[Required task]:
Select from the data all lines with the word "ଜଗତର".

## Begin The input

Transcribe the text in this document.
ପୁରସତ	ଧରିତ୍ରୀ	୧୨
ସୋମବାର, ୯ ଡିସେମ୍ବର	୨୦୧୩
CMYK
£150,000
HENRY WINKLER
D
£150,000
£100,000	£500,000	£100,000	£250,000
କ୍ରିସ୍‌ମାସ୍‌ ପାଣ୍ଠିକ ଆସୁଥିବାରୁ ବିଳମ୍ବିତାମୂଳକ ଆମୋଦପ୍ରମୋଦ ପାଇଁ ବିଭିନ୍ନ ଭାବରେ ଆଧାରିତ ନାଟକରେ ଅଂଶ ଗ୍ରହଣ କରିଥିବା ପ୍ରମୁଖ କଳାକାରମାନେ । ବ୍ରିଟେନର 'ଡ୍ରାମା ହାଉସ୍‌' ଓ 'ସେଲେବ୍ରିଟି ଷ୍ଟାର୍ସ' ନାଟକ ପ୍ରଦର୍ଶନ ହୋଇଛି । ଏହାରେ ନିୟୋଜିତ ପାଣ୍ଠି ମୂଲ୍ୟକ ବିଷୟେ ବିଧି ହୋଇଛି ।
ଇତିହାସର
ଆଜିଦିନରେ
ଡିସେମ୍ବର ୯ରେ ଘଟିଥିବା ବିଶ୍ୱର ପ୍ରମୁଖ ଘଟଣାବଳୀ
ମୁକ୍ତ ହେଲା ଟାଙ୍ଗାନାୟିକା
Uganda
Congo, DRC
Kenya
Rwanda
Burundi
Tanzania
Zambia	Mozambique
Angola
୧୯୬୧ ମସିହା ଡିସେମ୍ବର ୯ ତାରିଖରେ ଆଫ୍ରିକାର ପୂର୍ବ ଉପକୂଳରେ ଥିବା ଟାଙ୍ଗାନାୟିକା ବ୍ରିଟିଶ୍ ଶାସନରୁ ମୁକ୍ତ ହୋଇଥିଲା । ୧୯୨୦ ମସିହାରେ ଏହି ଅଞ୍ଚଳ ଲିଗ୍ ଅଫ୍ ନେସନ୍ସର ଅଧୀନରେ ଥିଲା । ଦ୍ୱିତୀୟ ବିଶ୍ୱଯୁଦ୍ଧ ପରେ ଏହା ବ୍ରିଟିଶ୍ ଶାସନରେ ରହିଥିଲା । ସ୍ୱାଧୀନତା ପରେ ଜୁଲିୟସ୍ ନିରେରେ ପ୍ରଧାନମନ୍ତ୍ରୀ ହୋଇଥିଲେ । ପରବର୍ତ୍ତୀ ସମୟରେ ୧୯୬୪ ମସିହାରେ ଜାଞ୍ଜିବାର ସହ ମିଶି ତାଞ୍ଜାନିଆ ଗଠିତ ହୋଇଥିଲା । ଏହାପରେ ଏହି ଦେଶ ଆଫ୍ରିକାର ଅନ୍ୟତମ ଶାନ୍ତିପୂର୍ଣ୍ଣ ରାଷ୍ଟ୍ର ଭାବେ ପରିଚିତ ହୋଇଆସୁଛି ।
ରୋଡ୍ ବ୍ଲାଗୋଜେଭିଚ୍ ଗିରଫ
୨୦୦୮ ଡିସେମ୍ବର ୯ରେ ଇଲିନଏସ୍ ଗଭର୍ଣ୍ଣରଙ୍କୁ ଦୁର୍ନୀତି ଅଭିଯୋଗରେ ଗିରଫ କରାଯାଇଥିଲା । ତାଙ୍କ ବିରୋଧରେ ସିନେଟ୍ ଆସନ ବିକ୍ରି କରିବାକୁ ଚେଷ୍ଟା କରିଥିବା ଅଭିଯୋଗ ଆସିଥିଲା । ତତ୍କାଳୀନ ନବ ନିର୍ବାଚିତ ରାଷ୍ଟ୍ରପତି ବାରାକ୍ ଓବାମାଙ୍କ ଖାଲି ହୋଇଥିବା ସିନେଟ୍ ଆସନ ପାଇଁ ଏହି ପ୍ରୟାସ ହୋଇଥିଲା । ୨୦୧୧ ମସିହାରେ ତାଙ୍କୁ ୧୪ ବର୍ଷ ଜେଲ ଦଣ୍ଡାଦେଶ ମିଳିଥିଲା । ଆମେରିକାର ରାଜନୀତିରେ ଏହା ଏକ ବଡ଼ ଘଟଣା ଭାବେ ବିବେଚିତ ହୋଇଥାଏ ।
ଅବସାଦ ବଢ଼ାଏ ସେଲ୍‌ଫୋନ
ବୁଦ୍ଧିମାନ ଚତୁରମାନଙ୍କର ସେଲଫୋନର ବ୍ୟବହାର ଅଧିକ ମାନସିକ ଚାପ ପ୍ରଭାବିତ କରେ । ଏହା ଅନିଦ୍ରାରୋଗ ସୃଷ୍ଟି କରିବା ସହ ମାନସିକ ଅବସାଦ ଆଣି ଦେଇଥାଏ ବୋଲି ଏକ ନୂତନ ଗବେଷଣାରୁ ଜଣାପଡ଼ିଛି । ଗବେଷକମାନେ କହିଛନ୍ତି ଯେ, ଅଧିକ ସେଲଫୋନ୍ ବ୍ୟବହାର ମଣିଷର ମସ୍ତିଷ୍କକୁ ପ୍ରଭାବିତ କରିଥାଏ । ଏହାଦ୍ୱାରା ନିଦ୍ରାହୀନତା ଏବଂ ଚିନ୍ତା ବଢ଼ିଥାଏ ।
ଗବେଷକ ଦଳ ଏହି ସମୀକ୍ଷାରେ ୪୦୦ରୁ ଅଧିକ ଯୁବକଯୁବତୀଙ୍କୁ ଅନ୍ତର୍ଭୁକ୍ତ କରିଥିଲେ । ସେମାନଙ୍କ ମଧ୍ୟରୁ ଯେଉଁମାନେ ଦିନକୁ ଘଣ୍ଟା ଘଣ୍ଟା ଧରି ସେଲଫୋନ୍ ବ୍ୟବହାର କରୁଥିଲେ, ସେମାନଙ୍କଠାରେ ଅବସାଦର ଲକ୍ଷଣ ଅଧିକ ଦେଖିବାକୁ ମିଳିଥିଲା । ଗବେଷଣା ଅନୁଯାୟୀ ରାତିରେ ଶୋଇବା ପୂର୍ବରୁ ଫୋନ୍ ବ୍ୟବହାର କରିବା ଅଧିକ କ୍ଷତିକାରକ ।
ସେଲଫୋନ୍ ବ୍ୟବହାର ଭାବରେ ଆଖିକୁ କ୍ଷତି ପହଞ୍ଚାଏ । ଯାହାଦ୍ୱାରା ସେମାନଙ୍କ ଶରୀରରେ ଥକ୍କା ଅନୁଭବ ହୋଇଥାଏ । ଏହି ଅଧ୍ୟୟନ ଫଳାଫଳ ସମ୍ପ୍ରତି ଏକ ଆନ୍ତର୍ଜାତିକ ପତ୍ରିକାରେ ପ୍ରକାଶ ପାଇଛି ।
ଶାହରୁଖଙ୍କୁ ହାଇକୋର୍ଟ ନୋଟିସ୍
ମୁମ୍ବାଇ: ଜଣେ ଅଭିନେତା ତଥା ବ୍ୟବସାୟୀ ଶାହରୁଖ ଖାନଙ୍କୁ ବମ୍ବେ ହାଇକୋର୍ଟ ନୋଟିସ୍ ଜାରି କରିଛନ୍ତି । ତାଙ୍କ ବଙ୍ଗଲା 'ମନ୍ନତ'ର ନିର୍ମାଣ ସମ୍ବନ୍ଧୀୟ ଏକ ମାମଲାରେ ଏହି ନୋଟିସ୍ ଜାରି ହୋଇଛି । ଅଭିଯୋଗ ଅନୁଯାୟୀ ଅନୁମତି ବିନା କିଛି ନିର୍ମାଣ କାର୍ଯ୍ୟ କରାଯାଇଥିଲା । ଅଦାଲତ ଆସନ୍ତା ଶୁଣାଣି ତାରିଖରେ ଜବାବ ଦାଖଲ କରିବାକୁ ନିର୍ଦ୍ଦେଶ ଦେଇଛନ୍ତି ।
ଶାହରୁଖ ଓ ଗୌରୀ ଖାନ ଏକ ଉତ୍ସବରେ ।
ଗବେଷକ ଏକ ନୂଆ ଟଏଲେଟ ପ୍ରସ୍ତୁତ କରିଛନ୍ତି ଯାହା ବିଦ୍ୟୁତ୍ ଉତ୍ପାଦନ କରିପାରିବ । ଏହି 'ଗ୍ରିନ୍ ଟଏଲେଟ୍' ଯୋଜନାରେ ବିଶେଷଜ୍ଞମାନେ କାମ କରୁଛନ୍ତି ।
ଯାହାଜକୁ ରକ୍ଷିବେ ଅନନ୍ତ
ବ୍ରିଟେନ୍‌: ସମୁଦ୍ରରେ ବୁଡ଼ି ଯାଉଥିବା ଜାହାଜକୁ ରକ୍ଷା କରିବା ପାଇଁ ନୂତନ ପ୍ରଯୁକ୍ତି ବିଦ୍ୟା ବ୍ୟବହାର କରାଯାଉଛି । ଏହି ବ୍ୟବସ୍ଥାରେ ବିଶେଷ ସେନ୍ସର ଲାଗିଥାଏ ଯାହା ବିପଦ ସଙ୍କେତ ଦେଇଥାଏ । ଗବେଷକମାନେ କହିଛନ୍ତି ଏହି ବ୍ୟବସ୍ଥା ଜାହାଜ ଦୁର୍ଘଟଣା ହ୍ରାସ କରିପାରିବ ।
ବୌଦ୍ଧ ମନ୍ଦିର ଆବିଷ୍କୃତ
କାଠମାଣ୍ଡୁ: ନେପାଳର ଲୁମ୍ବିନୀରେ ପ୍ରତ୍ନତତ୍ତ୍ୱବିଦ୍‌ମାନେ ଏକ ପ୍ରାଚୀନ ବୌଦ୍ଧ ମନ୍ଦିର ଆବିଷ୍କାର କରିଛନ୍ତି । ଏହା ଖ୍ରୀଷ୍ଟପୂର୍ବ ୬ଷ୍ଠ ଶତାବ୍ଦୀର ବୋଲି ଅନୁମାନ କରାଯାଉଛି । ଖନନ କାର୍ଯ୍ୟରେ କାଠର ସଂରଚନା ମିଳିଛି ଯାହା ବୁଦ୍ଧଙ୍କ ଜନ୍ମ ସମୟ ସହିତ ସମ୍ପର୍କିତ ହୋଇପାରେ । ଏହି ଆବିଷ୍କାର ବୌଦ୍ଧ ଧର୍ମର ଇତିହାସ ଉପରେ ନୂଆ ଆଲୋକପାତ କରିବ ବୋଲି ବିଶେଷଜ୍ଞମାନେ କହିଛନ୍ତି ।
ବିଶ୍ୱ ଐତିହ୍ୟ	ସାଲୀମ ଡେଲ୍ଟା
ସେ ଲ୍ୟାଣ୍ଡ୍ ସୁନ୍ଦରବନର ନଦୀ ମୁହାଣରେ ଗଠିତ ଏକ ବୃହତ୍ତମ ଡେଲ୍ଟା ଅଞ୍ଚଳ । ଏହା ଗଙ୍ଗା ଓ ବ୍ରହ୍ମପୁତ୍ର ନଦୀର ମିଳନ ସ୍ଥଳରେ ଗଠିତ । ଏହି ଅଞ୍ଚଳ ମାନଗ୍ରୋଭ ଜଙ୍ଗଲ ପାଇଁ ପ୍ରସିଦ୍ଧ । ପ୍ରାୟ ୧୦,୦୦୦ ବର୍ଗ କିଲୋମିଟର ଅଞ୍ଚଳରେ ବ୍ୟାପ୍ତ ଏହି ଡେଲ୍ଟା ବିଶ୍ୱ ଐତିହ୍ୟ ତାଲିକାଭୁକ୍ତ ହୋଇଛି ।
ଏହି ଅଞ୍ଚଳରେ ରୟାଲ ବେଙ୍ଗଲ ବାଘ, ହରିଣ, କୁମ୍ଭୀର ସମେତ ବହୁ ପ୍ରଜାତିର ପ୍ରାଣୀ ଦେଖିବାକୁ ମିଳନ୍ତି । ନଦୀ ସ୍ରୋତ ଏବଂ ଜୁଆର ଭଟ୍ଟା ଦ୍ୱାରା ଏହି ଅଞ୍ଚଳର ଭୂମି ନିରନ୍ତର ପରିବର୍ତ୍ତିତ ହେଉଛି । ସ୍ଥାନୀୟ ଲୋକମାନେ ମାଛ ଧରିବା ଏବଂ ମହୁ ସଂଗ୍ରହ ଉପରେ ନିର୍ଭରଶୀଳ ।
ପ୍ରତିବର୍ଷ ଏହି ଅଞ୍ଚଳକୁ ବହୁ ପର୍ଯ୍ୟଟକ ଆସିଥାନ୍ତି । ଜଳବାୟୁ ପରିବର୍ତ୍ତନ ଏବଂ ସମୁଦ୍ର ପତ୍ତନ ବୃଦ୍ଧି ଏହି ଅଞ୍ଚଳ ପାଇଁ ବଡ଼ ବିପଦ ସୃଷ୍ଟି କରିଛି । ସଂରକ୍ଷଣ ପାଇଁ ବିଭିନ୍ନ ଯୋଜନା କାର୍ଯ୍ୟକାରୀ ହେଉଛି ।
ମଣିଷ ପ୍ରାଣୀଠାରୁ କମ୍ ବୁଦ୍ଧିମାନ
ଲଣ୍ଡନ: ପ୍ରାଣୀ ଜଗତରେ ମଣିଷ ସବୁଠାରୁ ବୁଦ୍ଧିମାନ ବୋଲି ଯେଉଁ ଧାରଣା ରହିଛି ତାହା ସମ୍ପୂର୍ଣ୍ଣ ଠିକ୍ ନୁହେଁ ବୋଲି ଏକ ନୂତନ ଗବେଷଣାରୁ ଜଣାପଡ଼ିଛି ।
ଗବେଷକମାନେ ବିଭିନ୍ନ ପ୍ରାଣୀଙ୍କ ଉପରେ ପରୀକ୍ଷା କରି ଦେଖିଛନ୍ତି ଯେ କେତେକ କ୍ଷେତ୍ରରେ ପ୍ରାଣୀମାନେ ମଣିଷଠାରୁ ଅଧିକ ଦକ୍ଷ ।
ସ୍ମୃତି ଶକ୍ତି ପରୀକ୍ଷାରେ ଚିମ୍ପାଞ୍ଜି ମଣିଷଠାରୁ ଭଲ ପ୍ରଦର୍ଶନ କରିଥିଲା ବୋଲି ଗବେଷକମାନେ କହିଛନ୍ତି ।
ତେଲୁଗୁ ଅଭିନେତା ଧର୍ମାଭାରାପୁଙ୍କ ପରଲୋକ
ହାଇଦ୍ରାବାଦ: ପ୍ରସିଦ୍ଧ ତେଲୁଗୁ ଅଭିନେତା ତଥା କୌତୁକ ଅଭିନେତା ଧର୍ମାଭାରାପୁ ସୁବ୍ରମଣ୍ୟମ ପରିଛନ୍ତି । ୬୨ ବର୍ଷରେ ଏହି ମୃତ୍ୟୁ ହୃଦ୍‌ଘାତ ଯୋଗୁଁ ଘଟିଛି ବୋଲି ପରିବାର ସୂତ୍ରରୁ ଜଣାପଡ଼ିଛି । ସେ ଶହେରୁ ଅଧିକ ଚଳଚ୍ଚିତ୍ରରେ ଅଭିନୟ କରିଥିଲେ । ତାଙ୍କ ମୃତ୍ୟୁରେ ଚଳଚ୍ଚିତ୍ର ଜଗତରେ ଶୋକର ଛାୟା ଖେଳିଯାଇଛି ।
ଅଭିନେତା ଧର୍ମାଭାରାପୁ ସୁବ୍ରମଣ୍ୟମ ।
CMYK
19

## End The input

[Exercise output]:
ଲଣ୍ଡନ: ପ୍ରାଣୀ ଜଗତରେ ମଣିଷ ସବୁଠାରୁ ବୁଦ୍ଧିମାନ ବୋଲି ଯେଉଁ ଧାରଣା ରହିଛି ତାହା ସମ୍ପୂର୍ଣ୍ଣ ଠିକ୍ ନୁହେଁ ବୋଲି ଏକ ନୂତନ ଗବେଷଣାରୁ ଜଣାପଡ଼ିଛି ।
ହାଇଦ୍ରାବାଦ: ପ୍ରସିଦ୍ଧ ତେଲୁଗୁ ଅଭିନେତା ତଥା କୌତୁକ ଅଭିନେତା ଧର୍ମାଭାରାପୁ ସୁବ୍ରମଣ୍ୟମ ପରିଛନ୍ତି । ୬୨ ବର୍ଷରେ ଏହି ମୃତ୍ୟୁ ହୃଦ୍‌ଘାତ ଯୋଗୁଁ ଘଟିଛି ବୋଲି ପରିବାର ସୂତ୍ରରୁ ଜଣାପଡ଼ିଛି । ସେ ଶହେରୁ ଅଧିକ ଚଳଚ୍ଚିତ୍ରରେ ଅଭିନୟ କରିଥିଲେ । ତାଙ୍କ ମୃତ୍ୟୁରେ ଚଳଚ୍ଚିତ୍ର ଜଗତରେ ଶୋକର ଛାୟା ଖେଳିଯାଇଛି ।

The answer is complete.